:: Short problem ::
Only the number is wanted: count the lines in the data with "Monolítico" in them.

:: Rows ::
..........

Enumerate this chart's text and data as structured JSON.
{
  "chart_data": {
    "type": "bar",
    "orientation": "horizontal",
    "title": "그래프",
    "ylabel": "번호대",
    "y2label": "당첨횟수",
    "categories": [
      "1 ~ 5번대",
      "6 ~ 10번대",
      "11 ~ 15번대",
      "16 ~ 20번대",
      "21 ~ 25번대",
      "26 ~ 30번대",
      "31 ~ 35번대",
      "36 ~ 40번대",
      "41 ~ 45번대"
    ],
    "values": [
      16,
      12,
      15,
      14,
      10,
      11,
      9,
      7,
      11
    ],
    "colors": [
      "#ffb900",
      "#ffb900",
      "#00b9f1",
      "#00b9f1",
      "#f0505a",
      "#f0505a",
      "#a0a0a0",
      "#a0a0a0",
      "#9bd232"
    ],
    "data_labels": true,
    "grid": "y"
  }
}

..........

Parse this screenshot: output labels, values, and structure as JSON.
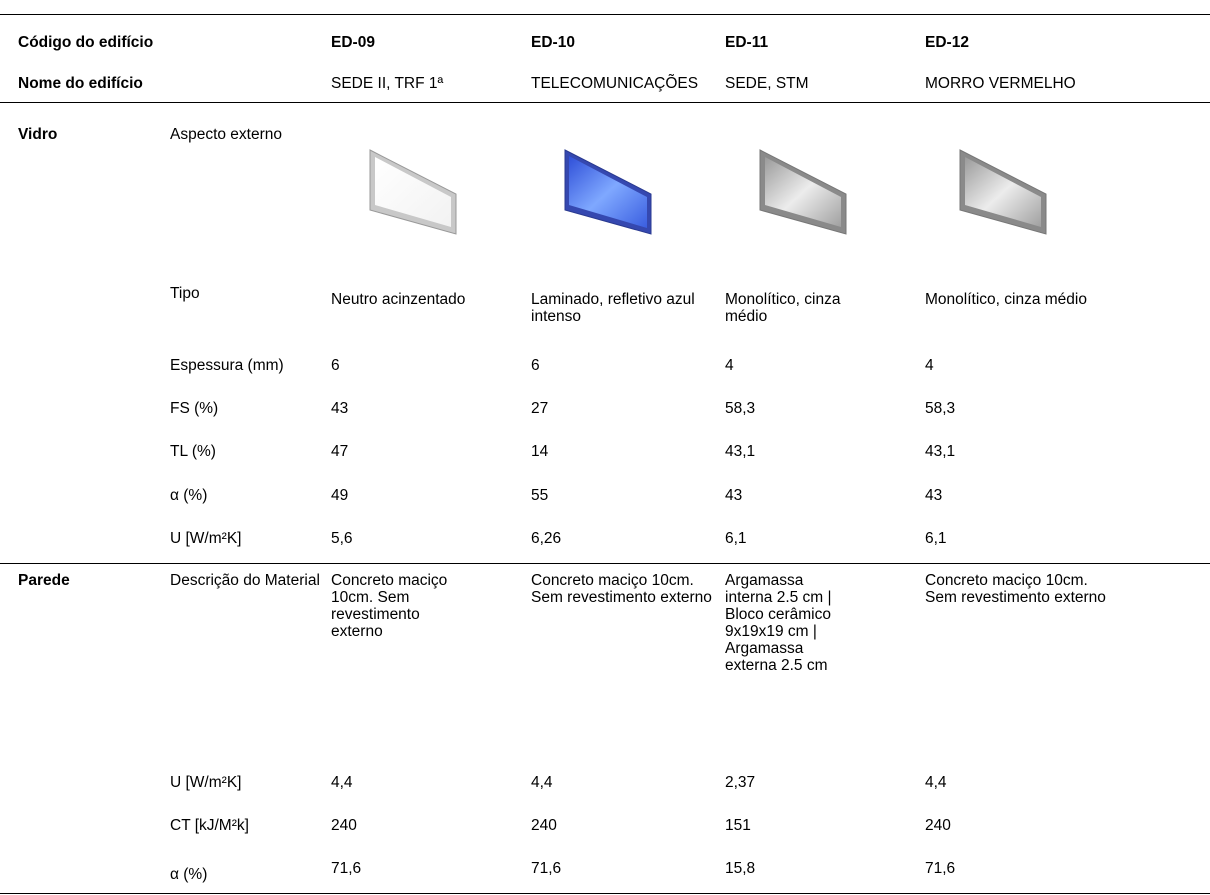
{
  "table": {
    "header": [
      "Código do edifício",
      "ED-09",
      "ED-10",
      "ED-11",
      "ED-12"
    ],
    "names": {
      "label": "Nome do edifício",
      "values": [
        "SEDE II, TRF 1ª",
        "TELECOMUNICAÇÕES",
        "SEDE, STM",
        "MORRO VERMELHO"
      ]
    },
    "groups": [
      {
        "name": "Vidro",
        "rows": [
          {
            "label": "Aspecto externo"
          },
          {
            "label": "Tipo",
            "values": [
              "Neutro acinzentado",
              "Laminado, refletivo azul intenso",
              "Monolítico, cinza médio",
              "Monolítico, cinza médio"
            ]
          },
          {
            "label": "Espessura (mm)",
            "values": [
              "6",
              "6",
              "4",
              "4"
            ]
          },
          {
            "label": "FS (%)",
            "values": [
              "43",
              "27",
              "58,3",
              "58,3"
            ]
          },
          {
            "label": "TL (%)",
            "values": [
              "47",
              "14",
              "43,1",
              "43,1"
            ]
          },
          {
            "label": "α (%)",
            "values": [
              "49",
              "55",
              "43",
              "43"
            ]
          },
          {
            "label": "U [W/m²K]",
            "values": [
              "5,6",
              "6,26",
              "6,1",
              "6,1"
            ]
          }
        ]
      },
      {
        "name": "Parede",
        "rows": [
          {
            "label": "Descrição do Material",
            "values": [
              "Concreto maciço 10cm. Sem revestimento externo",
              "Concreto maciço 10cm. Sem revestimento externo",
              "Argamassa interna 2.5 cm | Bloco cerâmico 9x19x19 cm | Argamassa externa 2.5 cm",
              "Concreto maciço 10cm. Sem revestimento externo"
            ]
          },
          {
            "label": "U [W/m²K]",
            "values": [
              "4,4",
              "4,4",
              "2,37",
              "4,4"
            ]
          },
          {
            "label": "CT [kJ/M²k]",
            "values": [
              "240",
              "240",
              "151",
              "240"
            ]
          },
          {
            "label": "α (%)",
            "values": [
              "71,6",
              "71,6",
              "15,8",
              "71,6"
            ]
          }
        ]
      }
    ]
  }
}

..........

:: Full answer ::
2